| WHAT IS EXPECTED |
In the article below about Wilson's nomination, reproduce word for word everything from "It’s not clear" down to "to being resolved.".

| EXCERPTED PASSAGE |
Sen. John McCain, chairman of the Armed Services Committee, told the military trade publication this week that legislators need to “work through” questions about Wilson’s nomination before she can receive a confirmation vote.
It’s not clear which senator placed the so-called “hold” on Wilson’s nomination. Individual senators can delay nominations by requesting a hold from their party’s leadership in the Senate. Holds on nominations are usually resolved but they require additional procedural steps – such as the filing of a cloture motion that requires 60 votes – to clear a path to confirmation.
McCain told the publication that the snag was related to an Air Force base in the state of the senator who placed the hold, and that the issue was close to being resolved.
“There was one senator who had questions about a facility in her state, and so we are trying to work through that,” McCain told Defense News.
“That senator is being reasonable,” he added.
During her March 30 confirmation hearing, Wilson came under questioning for work she did for Sandia National Laboratories after leaving Congress in 2009.
A 2013 Department of Energy inspector general’s report found that Sandia, then run by defense giant Lockheed Martin, had inappropriately paid Wilson about $226,000 in consulting fees beginning in January 2009, to lobby for Sandia to take on new assignments for the federal government. Sandia and Wilson have said no prohibited lobbying occurred.
However, Sandia reimbursed the government more than $226,000 for fees paid to the consulting company run by Wilson, who was not mentioned in the settlement agreement between the Justice Department and Sandia Corp. Lockheed Martin later agreed to pay $4.7 million to settle charges that it used government money illegally to lobby top federal officials for an extension of its Sandia contract.

Wilson, 56, has been serving as president of the South Dakota School of Mines and Technology in Rapid City since 2013. She represented New Mexico in the U.S. House of Representatives from 1998 to 2009, serving on the Armed Forces and Intelligence committees. She lost a bid for the U.S. Senate to Democrat Martin Heinrich in the 2012 general election.
If confirmed, she would be the first of Donald Trump’s nominees to lead a military service branch to actually start the job. At least two other service branch nominees have withdrawn and Trump’s second pick to lead the Army is currently mired in controversy over statements he made about LGBT issues, Islam and evolution.

| DATA LINES |
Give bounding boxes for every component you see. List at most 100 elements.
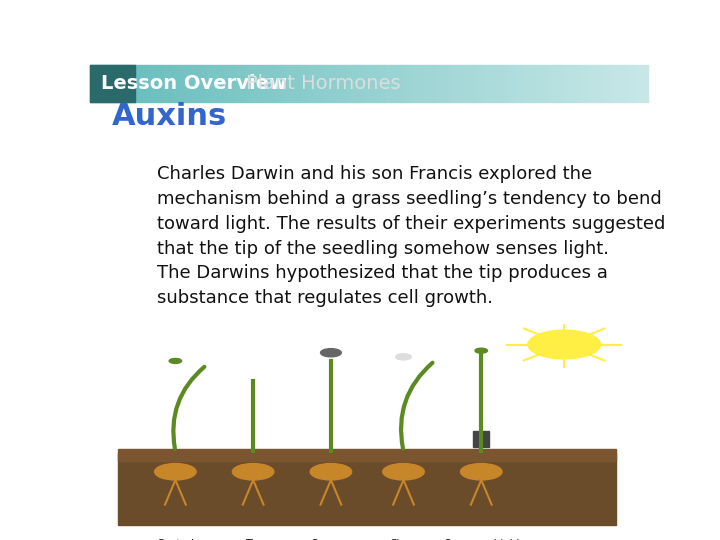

--

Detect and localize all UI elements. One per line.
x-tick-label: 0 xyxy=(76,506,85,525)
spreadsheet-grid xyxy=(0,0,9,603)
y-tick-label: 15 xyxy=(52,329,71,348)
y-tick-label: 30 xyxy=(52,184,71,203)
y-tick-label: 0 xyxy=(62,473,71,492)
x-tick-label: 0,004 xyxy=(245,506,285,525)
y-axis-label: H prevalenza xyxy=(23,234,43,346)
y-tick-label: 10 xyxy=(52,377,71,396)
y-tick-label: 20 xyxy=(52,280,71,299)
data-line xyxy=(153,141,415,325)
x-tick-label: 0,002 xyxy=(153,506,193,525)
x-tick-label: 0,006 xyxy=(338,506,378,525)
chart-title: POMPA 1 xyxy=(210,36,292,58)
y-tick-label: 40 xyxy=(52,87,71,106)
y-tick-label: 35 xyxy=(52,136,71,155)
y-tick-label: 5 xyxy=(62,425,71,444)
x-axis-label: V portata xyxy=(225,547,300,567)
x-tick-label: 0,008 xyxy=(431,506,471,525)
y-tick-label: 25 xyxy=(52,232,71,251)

| EXERCISE RESULT |
It’s not clear which senator placed the so-called “hold” on Wilson’s nomination. Individual senators can delay nominations by requesting a hold from their party’s leadership in the Senate. Holds on nominations are usually resolved but they require additional procedural steps – such as the filing of a cloture motion that requires 60 votes – to clear a path to confirmation.
McCain told the publication that the snag was related to an Air Force base in the state of the senator who placed the hold, and that the issue was close to being resolved.